══ Exercise inputs
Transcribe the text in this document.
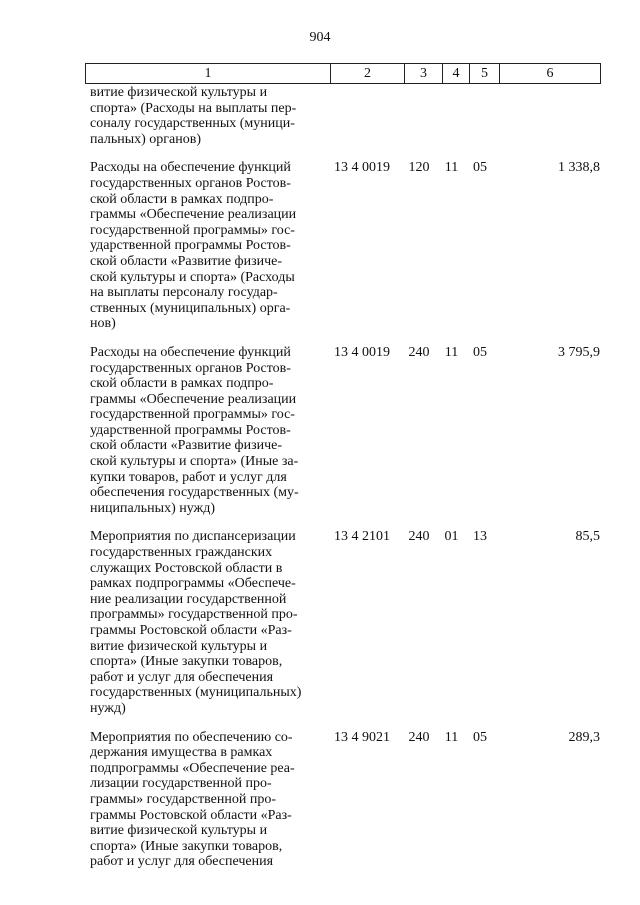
904
1	2	3	4	5	6
витие физической культуры и
спорта» (Расходы на выплаты пер-
соналу государственных (муници-
пальных) органов)
Расходы на обеспечение функций
государственных органов Ростов-
ской области в рамках подпро-
граммы «Обеспечение реализации
государственной программы» гос-
ударственной программы Ростов-
ской области «Развитие физиче-
ской культуры и спорта» (Расходы
на выплаты персоналу государ-
ственных (муниципальных) орга-
нов)
13 4 0019	120	11	05	1 338,8
Расходы на обеспечение функций
государственных органов Ростов-
ской области в рамках подпро-
граммы «Обеспечение реализации
государственной программы» гос-
ударственной программы Ростов-
ской области «Развитие физиче-
ской культуры и спорта» (Иные за-
купки товаров, работ и услуг для
обеспечения государственных (му-
ниципальных) нужд)
13 4 0019	240	11	05	3 795,9
Мероприятия по диспансеризации
государственных гражданских
служащих Ростовской области в
рамках подпрограммы «Обеспече-
ние реализации государственной
программы» государственной про-
граммы Ростовской области «Раз-
витие физической культуры и
спорта» (Иные закупки товаров,
работ и услуг для обеспечения
государственных (муниципальных)
нужд)
13 4 2101	240	01	13	85,5
Мероприятия по обеспечению со-
держания имущества в рамках
подпрограммы «Обеспечение реа-
лизации государственной про-
граммы» государственной про-
граммы Ростовской области «Раз-
витие физической культуры и
спорта» (Иные закупки товаров,
работ и услуг для обеспечения
13 4 9021	240	11	05	289,3
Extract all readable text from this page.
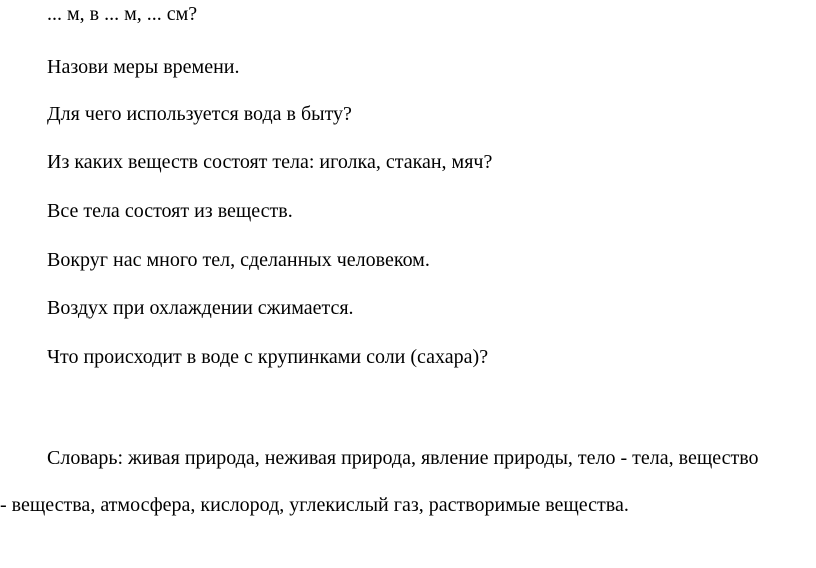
... м, в ... м, ... см?
Назови меры времени.
Для чего используется вода в быту?
Из каких веществ состоят тела: иголка, стакан, мяч?
Все тела состоят из веществ.
Вокруг нас много тел, сделанных человеком.
Воздух при охлаждении сжимается.
Что происходит в воде с крупинками соли (сахара)?
Словарь: живая природа, неживая природа, явление природы, тело - тела, вещество
- вещества, атмосфера, кислород, углекислый газ, растворимые вещества.
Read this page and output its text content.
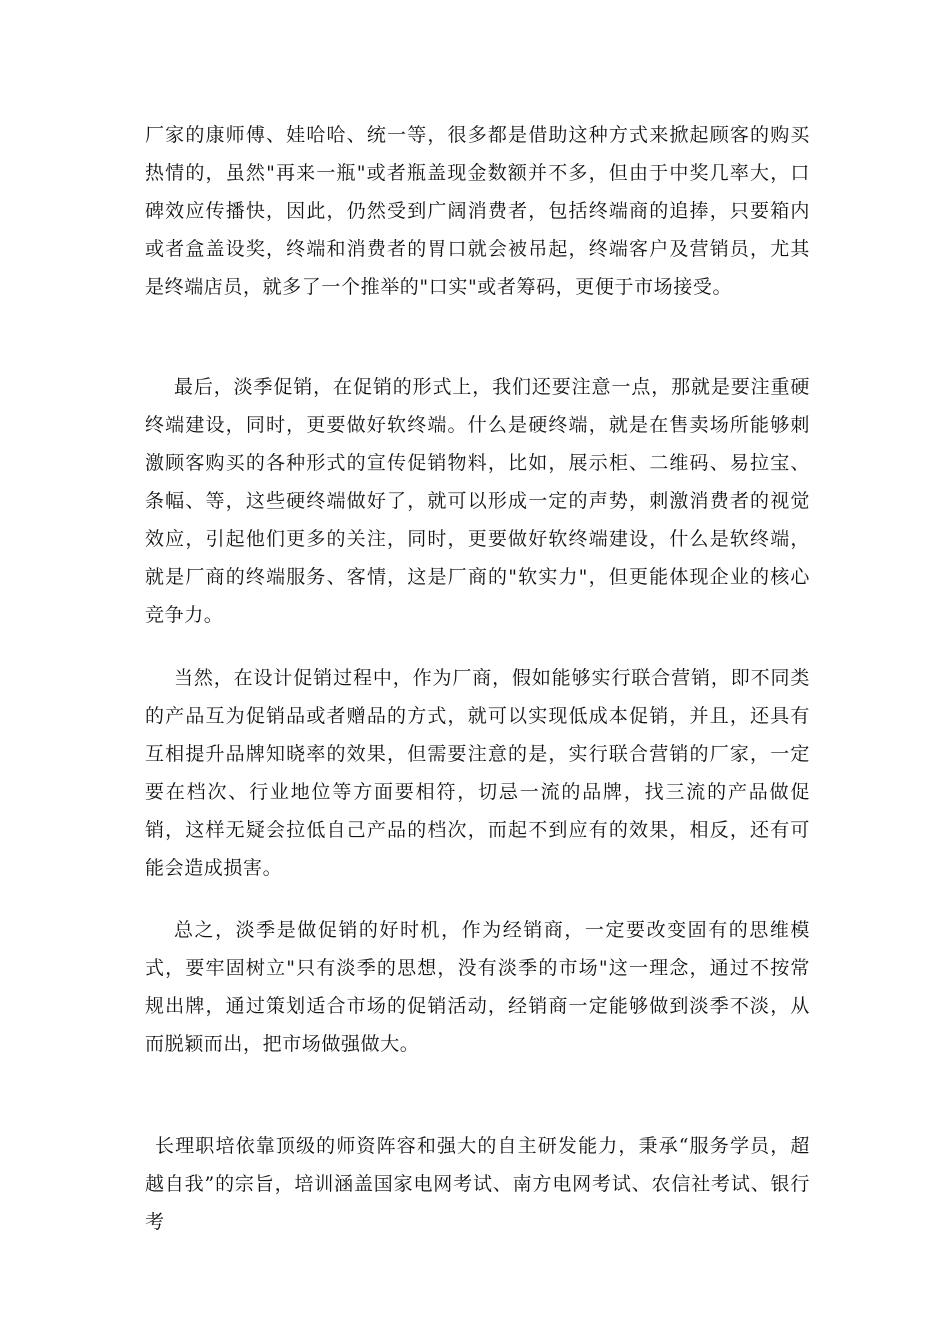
厂家的康师傅、娃哈哈、统一等，很多都是借助这种方式来掀起顾客的购买热情的，虽然"再来一瓶"或者瓶盖现金数额并不多，但由于中奖几率大，口碑效应传播快，因此，仍然受到广阔消费者，包括终端商的追捧，只要箱内或者盒盖设奖，终端和消费者的胃口就会被吊起，终端客户及营销员，尤其是终端店员，就多了一个推举的"口实"或者筹码，更便于市场接受。

最后，淡季促销，在促销的形式上，我们还要注意一点，那就是要注重硬终端建设，同时，更要做好软终端。什么是硬终端，就是在售卖场所能够刺激顾客购买的各种形式的宣传促销物料，比如，展示柜、二维码、易拉宝、条幅、等，这些硬终端做好了，就可以形成一定的声势，刺激消费者的视觉效应，引起他们更多的关注，同时，更要做好软终端建设，什么是软终端，就是厂商的终端服务、客情，这是厂商的"软实力"，但更能体现企业的核心竞争力。

当然，在设计促销过程中，作为厂商，假如能够实行联合营销，即不同类的产品互为促销品或者赠品的方式，就可以实现低成本促销，并且，还具有互相提升品牌知晓率的效果，但需要注意的是，实行联合营销的厂家，一定要在档次、行业地位等方面要相符，切忌一流的品牌，找三流的产品做促销，这样无疑会拉低自己产品的档次，而起不到应有的效果，相反，还有可能会造成损害。

总之，淡季是做促销的好时机，作为经销商，一定要改变固有的思维模式，要牢固树立"只有淡季的思想，没有淡季的市场"这一理念，通过不按常规出牌，通过策划适合市场的促销活动，经销商一定能够做到淡季不淡，从而脱颖而出，把市场做强做大。

长理职培依靠顶级的师资阵容和强大的自主研发能力，秉承“服务学员，超越自我”的宗旨，培训涵盖国家电网考试、南方电网考试、农信社考试、银行考
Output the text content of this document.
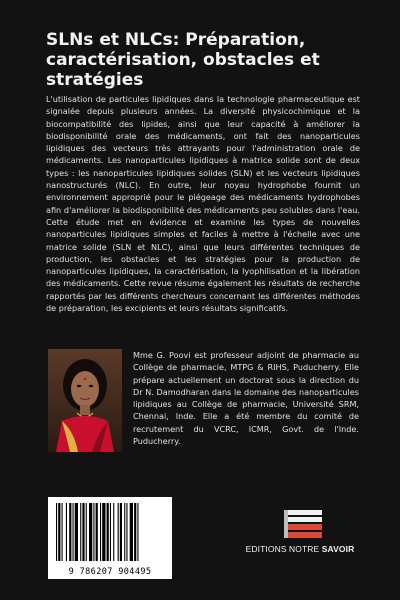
SLNs et NLCs: Préparation, caractérisation, obstacles et stratégies

L'utilisation de particules lipidiques dans la technologie pharmaceutique est signalée depuis plusieurs années. La diversité physicochimique et la biocompatibilité des lipides, ainsi que leur capacité à améliorer la biodisponibilité orale des médicaments, ont fait des nanoparticules lipidiques des vecteurs très attrayants pour l'administration orale de médicaments. Les nanoparticules lipidiques à matrice solide sont de deux types : les nanoparticules lipidiques solides (SLN) et les vecteurs lipidiques nanostructurés (NLC). En outre, leur noyau hydrophobe fournit un environnement approprié pour le piégeage des médicaments hydrophobes afin d'améliorer la biodisponibilité des médicaments peu solubles dans l'eau. Cette étude met en évidence et examine les types de nouvelles nanoparticules lipidiques simples et faciles à mettre à l'échelle avec une matrice solide (SLN et NLC), ainsi que leurs différentes techniques de production, les obstacles et les stratégies pour la production de nanoparticules lipidiques, la caractérisation, la lyophilisation et la libération des médicaments. Cette revue résume également les résultats de recherche rapportés par les différents chercheurs concernant les différentes méthodes de préparation, les excipients et leurs résultats significatifs.

Mme G. Poovi est professeur adjoint de pharmacie au Collège de pharmacie, MTPG & RIHS, Puducherry. Elle prépare actuellement un doctorat sous la direction du Dr N. Damodharan dans le domaine des nanoparticules lipidiques au Collège de pharmacie, Université SRM, Chennai, Inde. Elle a été membre du comité de recrutement du VCRC, ICMR, Govt. de l'Inde. Puducherry.

9 786207 904495
EDITIONS NOTRE SAVOIR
════
▶ **Written request**: Scan the entries above. Copy each line that has the string "text".

▶ **Solution**:
Transcribe the text in this document.
Extract all readable text from this page.
Read this page and output its text content.
Output the text content of this document.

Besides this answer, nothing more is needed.